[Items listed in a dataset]
──────

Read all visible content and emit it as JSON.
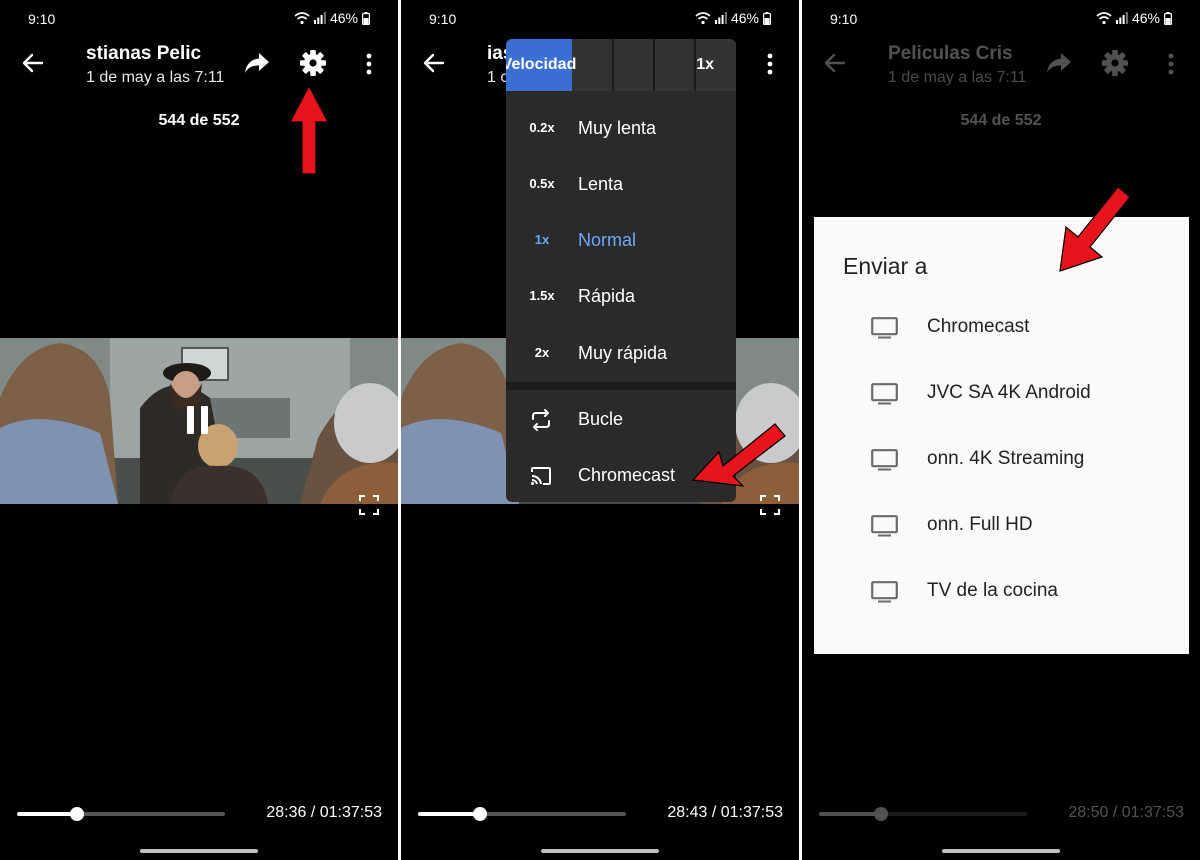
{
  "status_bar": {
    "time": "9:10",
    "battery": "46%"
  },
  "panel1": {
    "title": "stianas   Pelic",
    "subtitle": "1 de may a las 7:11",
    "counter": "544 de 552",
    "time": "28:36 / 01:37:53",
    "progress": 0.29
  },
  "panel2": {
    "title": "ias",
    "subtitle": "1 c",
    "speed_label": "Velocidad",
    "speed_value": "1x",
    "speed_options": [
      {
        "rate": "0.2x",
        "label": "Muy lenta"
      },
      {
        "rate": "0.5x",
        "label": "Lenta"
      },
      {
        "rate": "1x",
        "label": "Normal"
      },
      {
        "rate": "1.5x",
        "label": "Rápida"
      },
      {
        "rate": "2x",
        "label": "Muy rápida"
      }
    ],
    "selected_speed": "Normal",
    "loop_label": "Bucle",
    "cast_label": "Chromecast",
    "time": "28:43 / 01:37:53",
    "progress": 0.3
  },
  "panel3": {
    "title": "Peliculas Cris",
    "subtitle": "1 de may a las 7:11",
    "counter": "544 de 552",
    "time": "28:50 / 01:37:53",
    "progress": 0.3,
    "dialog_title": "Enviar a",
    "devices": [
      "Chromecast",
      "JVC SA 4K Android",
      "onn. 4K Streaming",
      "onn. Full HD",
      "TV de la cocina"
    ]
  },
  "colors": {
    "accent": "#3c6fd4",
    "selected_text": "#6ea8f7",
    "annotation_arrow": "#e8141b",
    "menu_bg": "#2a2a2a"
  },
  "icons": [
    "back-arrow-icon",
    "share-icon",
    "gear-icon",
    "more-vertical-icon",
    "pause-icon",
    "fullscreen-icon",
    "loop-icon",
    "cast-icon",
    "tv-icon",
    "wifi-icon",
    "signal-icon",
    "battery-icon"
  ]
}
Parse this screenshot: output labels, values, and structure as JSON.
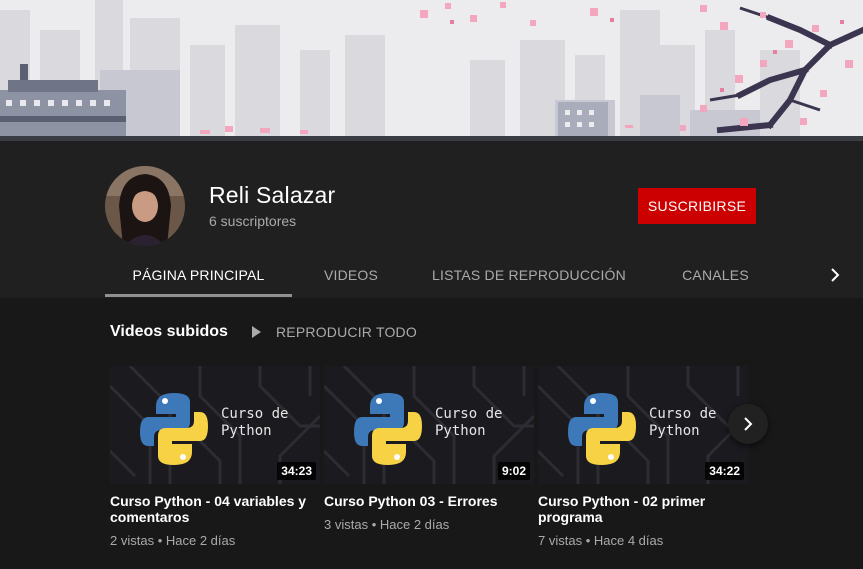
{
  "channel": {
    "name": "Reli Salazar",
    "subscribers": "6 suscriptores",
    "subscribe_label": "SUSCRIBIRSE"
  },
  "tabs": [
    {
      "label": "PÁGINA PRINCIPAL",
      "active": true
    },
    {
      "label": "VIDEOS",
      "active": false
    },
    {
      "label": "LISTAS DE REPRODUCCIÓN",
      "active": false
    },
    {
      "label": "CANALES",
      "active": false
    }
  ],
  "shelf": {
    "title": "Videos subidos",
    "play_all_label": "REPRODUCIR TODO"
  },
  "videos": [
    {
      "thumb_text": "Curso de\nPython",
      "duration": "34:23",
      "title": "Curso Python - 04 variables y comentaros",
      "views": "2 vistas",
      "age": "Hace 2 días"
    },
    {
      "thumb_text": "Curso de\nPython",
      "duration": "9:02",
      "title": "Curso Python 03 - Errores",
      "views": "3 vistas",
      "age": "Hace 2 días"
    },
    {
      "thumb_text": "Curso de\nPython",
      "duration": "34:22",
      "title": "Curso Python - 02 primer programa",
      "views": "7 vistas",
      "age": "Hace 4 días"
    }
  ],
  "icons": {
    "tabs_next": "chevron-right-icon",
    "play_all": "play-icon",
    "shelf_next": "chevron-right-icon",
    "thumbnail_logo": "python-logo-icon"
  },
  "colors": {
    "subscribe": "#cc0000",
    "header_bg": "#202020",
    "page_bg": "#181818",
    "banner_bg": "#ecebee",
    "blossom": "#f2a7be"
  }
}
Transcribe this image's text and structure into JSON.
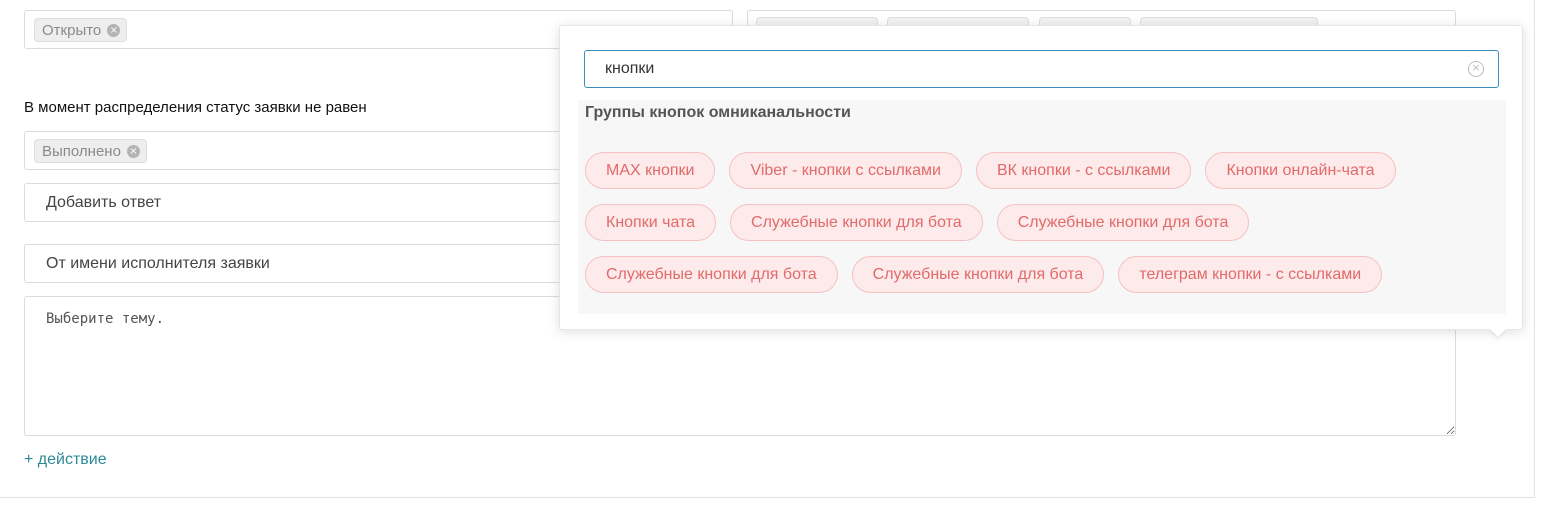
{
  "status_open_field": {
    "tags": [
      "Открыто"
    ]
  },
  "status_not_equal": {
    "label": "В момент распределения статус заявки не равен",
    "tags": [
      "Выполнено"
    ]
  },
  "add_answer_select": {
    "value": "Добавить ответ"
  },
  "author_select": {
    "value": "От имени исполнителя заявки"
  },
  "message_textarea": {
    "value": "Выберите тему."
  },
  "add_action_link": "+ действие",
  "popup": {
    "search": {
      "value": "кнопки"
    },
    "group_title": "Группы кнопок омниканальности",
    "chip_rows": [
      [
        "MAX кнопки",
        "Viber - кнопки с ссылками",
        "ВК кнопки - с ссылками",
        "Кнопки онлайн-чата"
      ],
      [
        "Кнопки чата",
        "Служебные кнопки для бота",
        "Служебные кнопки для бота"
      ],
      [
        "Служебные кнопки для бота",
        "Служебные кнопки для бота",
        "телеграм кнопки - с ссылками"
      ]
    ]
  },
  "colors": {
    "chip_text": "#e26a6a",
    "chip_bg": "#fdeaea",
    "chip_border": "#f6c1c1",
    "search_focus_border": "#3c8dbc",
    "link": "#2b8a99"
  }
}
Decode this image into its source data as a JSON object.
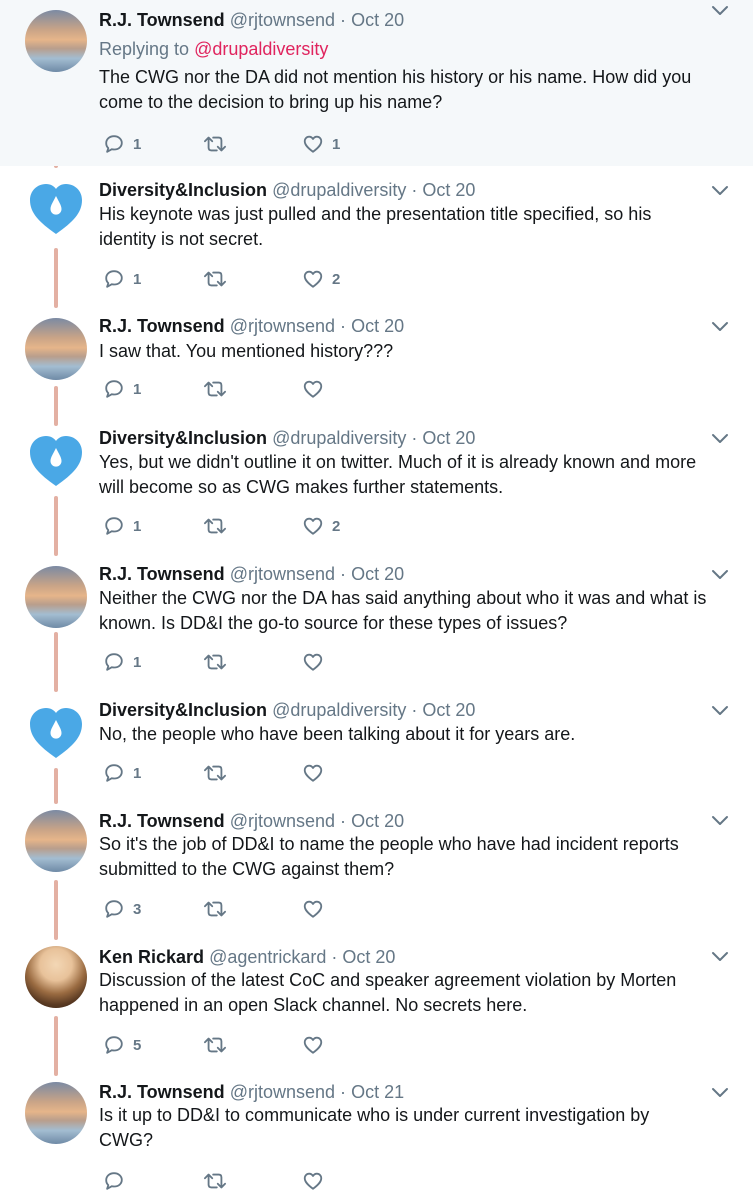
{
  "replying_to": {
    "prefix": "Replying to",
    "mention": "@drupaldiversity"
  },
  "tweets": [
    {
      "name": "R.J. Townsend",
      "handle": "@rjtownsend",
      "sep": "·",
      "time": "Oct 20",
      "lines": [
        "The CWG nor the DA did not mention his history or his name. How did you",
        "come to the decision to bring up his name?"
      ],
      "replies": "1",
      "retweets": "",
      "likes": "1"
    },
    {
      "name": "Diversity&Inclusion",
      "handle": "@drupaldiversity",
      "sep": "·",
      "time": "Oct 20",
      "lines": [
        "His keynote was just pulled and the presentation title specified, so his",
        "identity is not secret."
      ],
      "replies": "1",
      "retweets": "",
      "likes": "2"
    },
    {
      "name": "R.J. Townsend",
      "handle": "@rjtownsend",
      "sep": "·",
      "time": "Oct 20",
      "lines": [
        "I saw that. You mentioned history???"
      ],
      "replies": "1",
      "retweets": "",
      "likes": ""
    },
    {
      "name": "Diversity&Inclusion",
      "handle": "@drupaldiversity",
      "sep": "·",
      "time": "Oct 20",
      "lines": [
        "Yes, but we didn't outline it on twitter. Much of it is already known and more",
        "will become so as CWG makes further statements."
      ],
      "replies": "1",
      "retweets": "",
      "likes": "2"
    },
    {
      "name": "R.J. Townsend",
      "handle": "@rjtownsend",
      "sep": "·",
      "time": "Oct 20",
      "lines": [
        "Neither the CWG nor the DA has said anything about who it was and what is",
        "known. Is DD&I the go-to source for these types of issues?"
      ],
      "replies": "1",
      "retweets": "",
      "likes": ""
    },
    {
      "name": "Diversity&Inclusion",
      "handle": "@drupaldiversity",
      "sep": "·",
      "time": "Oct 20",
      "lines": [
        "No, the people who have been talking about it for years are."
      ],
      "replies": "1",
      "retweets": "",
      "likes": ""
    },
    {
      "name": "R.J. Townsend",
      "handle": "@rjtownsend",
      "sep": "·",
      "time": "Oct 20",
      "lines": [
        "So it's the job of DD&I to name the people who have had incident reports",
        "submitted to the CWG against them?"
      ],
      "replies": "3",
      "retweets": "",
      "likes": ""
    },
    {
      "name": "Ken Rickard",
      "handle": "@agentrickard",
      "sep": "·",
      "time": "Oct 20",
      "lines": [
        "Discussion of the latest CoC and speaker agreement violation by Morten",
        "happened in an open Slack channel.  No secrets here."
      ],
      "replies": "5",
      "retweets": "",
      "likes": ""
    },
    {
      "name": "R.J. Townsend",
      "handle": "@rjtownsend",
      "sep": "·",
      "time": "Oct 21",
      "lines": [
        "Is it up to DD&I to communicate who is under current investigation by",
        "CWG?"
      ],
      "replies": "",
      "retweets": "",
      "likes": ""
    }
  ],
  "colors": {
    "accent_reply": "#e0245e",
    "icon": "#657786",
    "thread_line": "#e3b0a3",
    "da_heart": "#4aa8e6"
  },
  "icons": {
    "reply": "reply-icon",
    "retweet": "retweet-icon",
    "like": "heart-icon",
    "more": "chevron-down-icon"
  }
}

──────

SET EXERCISE — Copy every line of the data word for word, omitting the images.

EXERCISE RESULT —
Read all visible content and emit it as JSON.
{
  "status_bar": {
    "time": "9:10",
    "battery": "46%"
  },
  "panel1": {
    "title": "stianas   Pelic",
    "subtitle": "1 de may a las 7:11",
    "counter": "544 de 552",
    "time": "28:36 / 01:37:53",
    "progress": 0.29
  },
  "panel2": {
    "title": "ias",
    "subtitle": "1 c",
    "speed_label": "Velocidad",
    "speed_value": "1x",
    "speed_options": [
      {
        "rate": "0.2x",
        "label": "Muy lenta"
      },
      {
        "rate": "0.5x",
        "label": "Lenta"
      },
      {
        "rate": "1x",
        "label": "Normal"
      },
      {
        "rate": "1.5x",
        "label": "Rápida"
      },
      {
        "rate": "2x",
        "label": "Muy rápida"
      }
    ],
    "selected_speed": "Normal",
    "loop_label": "Bucle",
    "cast_label": "Chromecast",
    "time": "28:43 / 01:37:53",
    "progress": 0.3
  },
  "panel3": {
    "title": "Peliculas Cris",
    "subtitle": "1 de may a las 7:11",
    "counter": "544 de 552",
    "time": "28:50 / 01:37:53",
    "progress": 0.3,
    "dialog_title": "Enviar a",
    "devices": [
      "Chromecast",
      "JVC SA 4K Android",
      "onn. 4K Streaming",
      "onn. Full HD",
      "TV de la cocina"
    ]
  },
  "colors": {
    "accent": "#3c6fd4",
    "selected_text": "#6ea8f7",
    "annotation_arrow": "#e8141b",
    "menu_bg": "#2a2a2a"
  },
  "icons": [
    "back-arrow-icon",
    "share-icon",
    "gear-icon",
    "more-vertical-icon",
    "pause-icon",
    "fullscreen-icon",
    "loop-icon",
    "cast-icon",
    "tv-icon",
    "wifi-icon",
    "signal-icon",
    "battery-icon"
  ]
}
Parse this screenshot: output labels, values, and structure as JSON.
{
  "channel": {
    "name": "Reli Salazar",
    "subscribers": "6 suscriptores",
    "subscribe_label": "SUSCRIBIRSE"
  },
  "tabs": [
    {
      "label": "PÁGINA PRINCIPAL",
      "active": true
    },
    {
      "label": "VIDEOS",
      "active": false
    },
    {
      "label": "LISTAS DE REPRODUCCIÓN",
      "active": false
    },
    {
      "label": "CANALES",
      "active": false
    }
  ],
  "shelf": {
    "title": "Videos subidos",
    "play_all_label": "REPRODUCIR TODO"
  },
  "videos": [
    {
      "thumb_text": "Curso de\nPython",
      "duration": "34:23",
      "title": "Curso Python - 04 variables y comentaros",
      "views": "2 vistas",
      "age": "Hace 2 días"
    },
    {
      "thumb_text": "Curso de\nPython",
      "duration": "9:02",
      "title": "Curso Python 03 - Errores",
      "views": "3 vistas",
      "age": "Hace 2 días"
    },
    {
      "thumb_text": "Curso de\nPython",
      "duration": "34:22",
      "title": "Curso Python - 02 primer programa",
      "views": "7 vistas",
      "age": "Hace 4 días"
    }
  ],
  "icons": {
    "tabs_next": "chevron-right-icon",
    "play_all": "play-icon",
    "shelf_next": "chevron-right-icon",
    "thumbnail_logo": "python-logo-icon"
  },
  "colors": {
    "subscribe": "#cc0000",
    "header_bg": "#202020",
    "page_bg": "#181818",
    "banner_bg": "#ecebee",
    "blossom": "#f2a7be"
  }
}
Transcribe this image's text and structure into JSON.
{
  "status_open_field": {
    "tags": [
      "Открыто"
    ]
  },
  "status_not_equal": {
    "label": "В момент распределения статус заявки не равен",
    "tags": [
      "Выполнено"
    ]
  },
  "add_answer_select": {
    "value": "Добавить ответ"
  },
  "author_select": {
    "value": "От имени исполнителя заявки"
  },
  "message_textarea": {
    "value": "Выберите тему."
  },
  "add_action_link": "+ действие",
  "popup": {
    "search": {
      "value": "кнопки"
    },
    "group_title": "Группы кнопок омниканальности",
    "chip_rows": [
      [
        "MAX кнопки",
        "Viber - кнопки с ссылками",
        "ВК кнопки - с ссылками",
        "Кнопки онлайн-чата"
      ],
      [
        "Кнопки чата",
        "Служебные кнопки для бота",
        "Служебные кнопки для бота"
      ],
      [
        "Служебные кнопки для бота",
        "Служебные кнопки для бота",
        "телеграм кнопки - с ссылками"
      ]
    ]
  },
  "colors": {
    "chip_text": "#e26a6a",
    "chip_bg": "#fdeaea",
    "chip_border": "#f6c1c1",
    "search_focus_border": "#3c8dbc",
    "link": "#2b8a99"
  }
}
Decode this image into its source data as a JSON object.
{
  "replying_to": {
    "prefix": "Replying to",
    "mention": "@drupaldiversity"
  },
  "tweets": [
    {
      "name": "R.J. Townsend",
      "handle": "@rjtownsend",
      "sep": "·",
      "time": "Oct 20",
      "lines": [
        "The CWG nor the DA did not mention his history or his name. How did you",
        "come to the decision to bring up his name?"
      ],
      "replies": "1",
      "retweets": "",
      "likes": "1"
    },
    {
      "name": "Diversity&Inclusion",
      "handle": "@drupaldiversity",
      "sep": "·",
      "time": "Oct 20",
      "lines": [
        "His keynote was just pulled and the presentation title specified, so his",
        "identity is not secret."
      ],
      "replies": "1",
      "retweets": "",
      "likes": "2"
    },
    {
      "name": "R.J. Townsend",
      "handle": "@rjtownsend",
      "sep": "·",
      "time": "Oct 20",
      "lines": [
        "I saw that. You mentioned history???"
      ],
      "replies": "1",
      "retweets": "",
      "likes": ""
    },
    {
      "name": "Diversity&Inclusion",
      "handle": "@drupaldiversity",
      "sep": "·",
      "time": "Oct 20",
      "lines": [
        "Yes, but we didn't outline it on twitter. Much of it is already known and more",
        "will become so as CWG makes further statements."
      ],
      "replies": "1",
      "retweets": "",
      "likes": "2"
    },
    {
      "name": "R.J. Townsend",
      "handle": "@rjtownsend",
      "sep": "·",
      "time": "Oct 20",
      "lines": [
        "Neither the CWG nor the DA has said anything about who it was and what is",
        "known. Is DD&I the go-to source for these types of issues?"
      ],
      "replies": "1",
      "retweets": "",
      "likes": ""
    },
    {
      "name": "Diversity&Inclusion",
      "handle": "@drupaldiversity",
      "sep": "·",
      "time": "Oct 20",
      "lines": [
        "No, the people who have been talking about it for years are."
      ],
      "replies": "1",
      "retweets": "",
      "likes": ""
    },
    {
      "name": "R.J. Townsend",
      "handle": "@rjtownsend",
      "sep": "·",
      "time": "Oct 20",
      "lines": [
        "So it's the job of DD&I to name the people who have had incident reports",
        "submitted to the CWG against them?"
      ],
      "replies": "3",
      "retweets": "",
      "likes": ""
    },
    {
      "name": "Ken Rickard",
      "handle": "@agentrickard",
      "sep": "·",
      "time": "Oct 20",
      "lines": [
        "Discussion of the latest CoC and speaker agreement violation by Morten",
        "happened in an open Slack channel.  No secrets here."
      ],
      "replies": "5",
      "retweets": "",
      "likes": ""
    },
    {
      "name": "R.J. Townsend",
      "handle": "@rjtownsend",
      "sep": "·",
      "time": "Oct 21",
      "lines": [
        "Is it up to DD&I to communicate who is under current investigation by",
        "CWG?"
      ],
      "replies": "",
      "retweets": "",
      "likes": ""
    }
  ],
  "colors": {
    "accent_reply": "#e0245e",
    "icon": "#657786",
    "thread_line": "#e3b0a3",
    "da_heart": "#4aa8e6"
  },
  "icons": {
    "reply": "reply-icon",
    "retweet": "retweet-icon",
    "like": "heart-icon",
    "more": "chevron-down-icon"
  }
}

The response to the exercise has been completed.